Begin PROVIDED INFORMATION
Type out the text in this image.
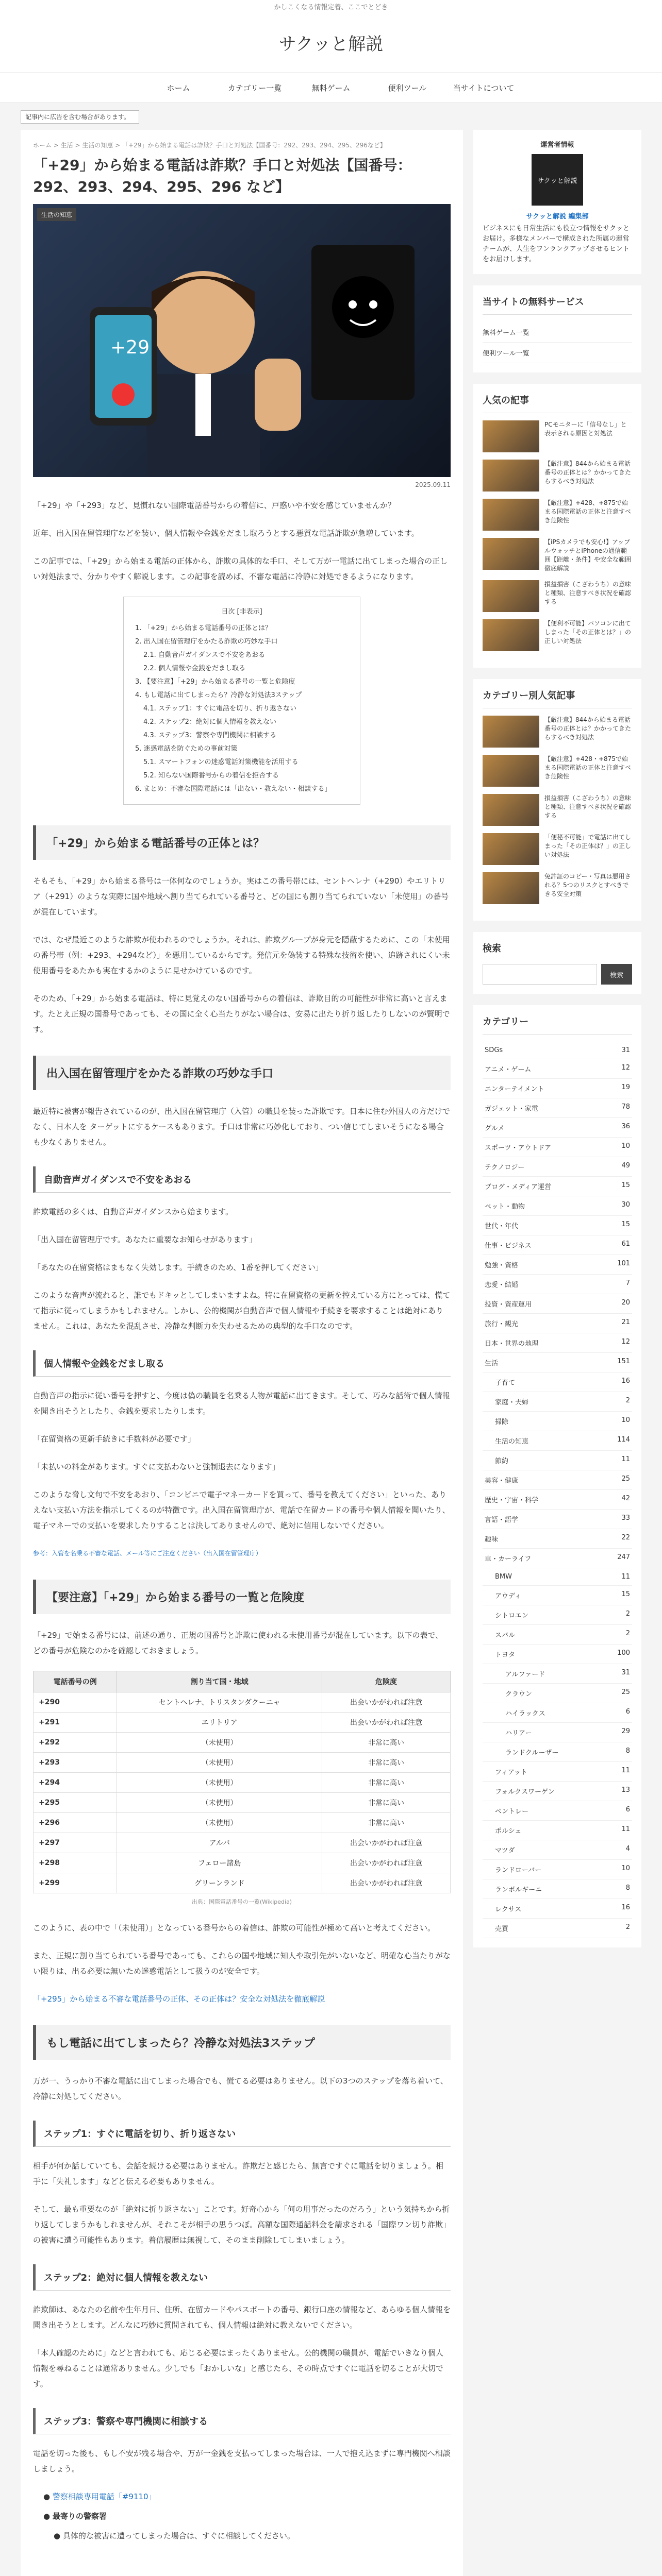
かしこくなる情報定着、ここでとどき
サクッと解説
ホーム	カテゴリー一覧	無料ゲーム	便利ツール	当サイトについて
記事内に広告を含む場合があります。
ホーム > 生活 > 生活の知恵 > 「+29」から始まる電話は詐欺？手口と対処法【国番号：292、293、294、295、296など】
「+29」から始まる電話は詐欺？手口と対処法【国番号：292、293、294、295、296 など】
生活の知恵
+29
2025.09.11

「+29」や「+293」など、見慣れない国際電話番号からの着信に、戸惑いや不安を感じていませんか？

近年、出入国在留管理庁などを装い、個人情報や金銭をだまし取ろうとする悪質な電話詐欺が急増しています。

この記事では、「+29」から始まる電話の正体から、詐欺の具体的な手口、そして万が一電話に出てしまった場合の正しい対処法まで、分かりやすく解説します。この記事を読めば、不審な電話に冷静に対処できるようになります。

目次 [非表示]
1. 「+29」から始まる電話番号の正体とは？
2. 出入国在留管理庁をかたる詐欺の巧妙な手口
2.1. 自動音声ガイダンスで不安をあおる
2.2. 個人情報や金銭をだまし取る
3. 【要注意】「+29」から始まる番号の一覧と危険度
4. もし電話に出てしまったら？冷静な対処法3ステップ
4.1. ステップ1：すぐに電話を切り、折り返さない
4.2. ステップ2：絶対に個人情報を教えない
4.3. ステップ3：警察や専門機関に相談する
5. 迷惑電話を防ぐための事前対策
5.1. スマートフォンの迷惑電話対策機能を活用する
5.2. 知らない国際番号からの着信を拒否する
6. まとめ：不審な国際電話には「出ない・教えない・相談する」
「+29」から始まる電話番号の正体とは？

そもそも、「+29」から始まる番号は一体何なのでしょうか。実はこの番号帯には、セントヘレナ（+290）やエリトリア（+291）のような実際に国や地域へ割り当てられている番号と、どの国にも割り当てられていない「未使用」の番号が混在しています。

では、なぜ最近このような詐欺が使われるのでしょうか。それは、詐欺グループが身元を隠蔽するために、この「未使用の番号帯（例：+293、+294など）」を悪用しているからです。発信元を偽装する特殊な技術を使い、追跡されにくい未使用番号をあたかも実在するかのように見せかけているのです。

そのため、「+29」から始まる電話は、特に見覚えのない国番号からの着信は、詐欺目的の可能性が非常に高いと言えます。たとえ正規の国番号であっても、その国に全く心当たりがない場合は、安易に出たり折り返したりしないのが賢明です。

出入国在留管理庁をかたる詐欺の巧妙な手口

最近特に被害が報告されているのが、出入国在留管理庁（入管）の職員を装った詐欺です。日本に住む外国人の方だけでなく、日本人を ターゲットにするケースもあります。手口は非常に巧妙化しており、つい信じてしまいそうになる場合も少なくありません。

自動音声ガイダンスで不安をあおる

詐欺電話の多くは、自動音声ガイダンスから始まります。

「出入国在留管理庁です。あなたに重要なお知らせがあります」

「あなたの在留資格はまもなく失効します。手続きのため、1番を押してください」

このような音声が流れると、誰でもドキッとしてしまいますよね。特に在留資格の更新を控えている方にとっては、慌てて指示に従ってしまうかもしれません。しかし、公的機関が自動音声で個人情報や手続きを要求することは絶対にありません。これは、あなたを混乱させ、冷静な判断力を失わせるための典型的な手口なのです。

個人情報や金銭をだまし取る

自動音声の指示に従い番号を押すと、今度は偽の職員を名乗る人物が電話に出てきます。そして、巧みな話術で個人情報を聞き出そうとしたり、金銭を要求したりします。

「在留資格の更新手続きに手数料が必要です」

「未払いの料金があります。すぐに支払わないと強制退去になります」

このような脅し文句で不安をあおり、「コンビニで電子マネーカードを買って、番号を教えてください」といった、ありえない支払い方法を指示してくるのが特徴です。出入国在留管理庁が、電話で在留カードの番号や個人情報を聞いたり、電子マネーでの支払いを要求したりすることは決してありませんので、絶対に信用しないでください。

参考：入管を名乗る不審な電話、メール等にご注意ください（出入国在留管理庁）

【要注意】「+29」から始まる番号の一覧と危険度

「+29」で始まる番号には、前述の通り、正規の国番号と詐欺に使われる未使用番号が混在しています。以下の表で、どの番号が危険なのかを確認しておきましょう。

電話番号の例	割り当て国・地域	危険度
+290	セントヘレナ、トリスタンダクーニャ	出会いかがわれば注意
+291	エリトリア	出会いかがわれば注意
+292	（未使用）	非常に高い
+293	（未使用）	非常に高い
+294	（未使用）	非常に高い
+295	（未使用）	非常に高い
+296	（未使用）	非常に高い
+297	アルバ	出会いかがわれば注意
+298	フェロー諸島	出会いかがわれば注意
+299	グリーンランド	出会いかがわれば注意
出典：国際電話番号の一覧(Wikipedia)

このように、表の中で「（未使用）」となっている番号からの着信は、詐欺の可能性が極めて高いと考えてください。

また、正規に割り当てられている番号であっても、これらの国や地域に知人や取引先がいないなど、明確な心当たりがない限りは、出る必要は無いため迷惑電話として扱うのが安全です。

「+295」から始まる不審な電話番号の正体、その正体は？安全な対処法を徹底解説

もし電話に出てしまったら？冷静な対処法3ステップ

万が一、うっかり不審な電話に出てしまった場合でも、慌てる必要はありません。以下の3つのステップを落ち着いて、冷静に対処してください。

ステップ1：すぐに電話を切り、折り返さない

相手が何か話していても、会話を続ける必要はありません。詐欺だと感じたら、無言ですぐに電話を切りましょう。相手に「失礼します」などと伝える必要もありません。

そして、最も重要なのが「絶対に折り返さない」ことです。好奇心から「何の用事だったのだろう」という気持ちから折り返してしまうかもしれませんが、それこそが相手の思うつぼ。高額な国際通話料金を請求される「国際ワン切り詐欺」の被害に遭う可能性もあります。着信履歴は無視して、そのまま削除してしまいましょう。

ステップ2：絶対に個人情報を教えない

詐欺師は、あなたの名前や生年月日、住所、在留カードやパスポートの番号、銀行口座の情報など、あらゆる個人情報を聞き出そうとします。どんなに巧妙に質問されても、個人情報は絶対に教えないでください。

「本人確認のために」などと言われても、応じる必要はまったくありません。公的機関の職員が、電話でいきなり個人情報を尋ねることは通常ありません。少しでも「おかしいな」と感じたら、その時点ですぐに電話を切ることが大切です。

ステップ3：警察や専門機関に相談する

電話を切った後も、もし不安が残る場合や、万が一金銭を支払ってしまった場合は、一人で抱え込まずに専門機関へ相談しましょう。

● 警察相談専用電話「#9110」
● 最寄りの警察署
● 具体的な被害に遭ってしまった場合は、すぐに相談してください。
運営者情報
サクッと解説
サクッと解説 編集部
ビジネスにも日常生活にも役立つ情報をサクッとお届け。多様なメンバーで構成された所属の運営チームが、人生をワンランクアップさせるヒントをお届けします。
当サイトの無料サービス
無料ゲーム一覧
便利ツール一覧
人気の記事
PCモニターに「信号なし」と表示される原因と対処法
【厳注意】844から始まる電話番号の正体とは？かかってきたらするべき対処法
【厳注意】+428、+875で始まる国際電話の正体と注意すべき危険性
【iPSカメラでも安心!】アップルウォッチとiPhoneの通信範囲【距離・条件】や安全な範囲徹底解説
損益損害（こざわうち）の意味と種類、注意すべき状況を確認する
【便利不可能】パソコンに出てしまった「その正体とは？」の正しい対処法
カテゴリー別人気記事
【厳注意】844から始まる電話番号の正体とは？かかってきたらするべき対処法
【厳注意】+428・+875で始まる国際電話の正体と注意すべき危険性
損益損害（こざわうち）の意味と種類、注意すべき状況を確認する
「便秘不可能」で電話に出てしまった「その正体は？」の正しい対処法
免許証のコピー・写真は悪用される？5つのリスクとすべきできる安全対策
検索
検索
カテゴリー
SDGs	31
アニメ・ゲーム	12
エンターテイメント	19
ガジェット・家電	78
グルメ	36
スポーツ・アウトドア	10
テクノロジー	49
ブログ・メディア運営	15
ペット・動物	30
世代・年代	15
仕事・ビジネス	61
勉強・資格	101
恋愛・結婚	7
投資・資産運用	20
旅行・観光	21
日本・世界の地理	12
生活	151
子育て	16
家庭・夫婦	2
掃除	10
生活の知恵	114
節約	11
美容・健康	25
歴史・宇宙・科学	42
言語・語学	33
趣味	22
車・カーライフ	247
BMW	11
アウディ	15
シトロエン	2
スバル	2
トヨタ	100
アルファード	31
クラウン	25
ハイラックス	6
ハリアー	29
ランドクルーザー	8
フィアット	11
フォルクスワーゲン	13
ベントレー	6
ポルシェ	11
マツダ	4
ランドローバー	10
ランボルギーニ	8
レクサス	16
売買	2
End PROVIDED INFORMATION
WHAT TO WORK ON:
In the listing, find each line with the string "出会いかがわれば注意" and copy it.

OUTPUT BELOW:
+290	セントヘレナ、トリスタンダクーニャ	出会いかがわれば注意
+291	エリトリア	出会いかがわれば注意
+297	アルバ	出会いかがわれば注意
+298	フェロー諸島	出会いかがわれば注意
+299	グリーンランド	出会いかがわれば注意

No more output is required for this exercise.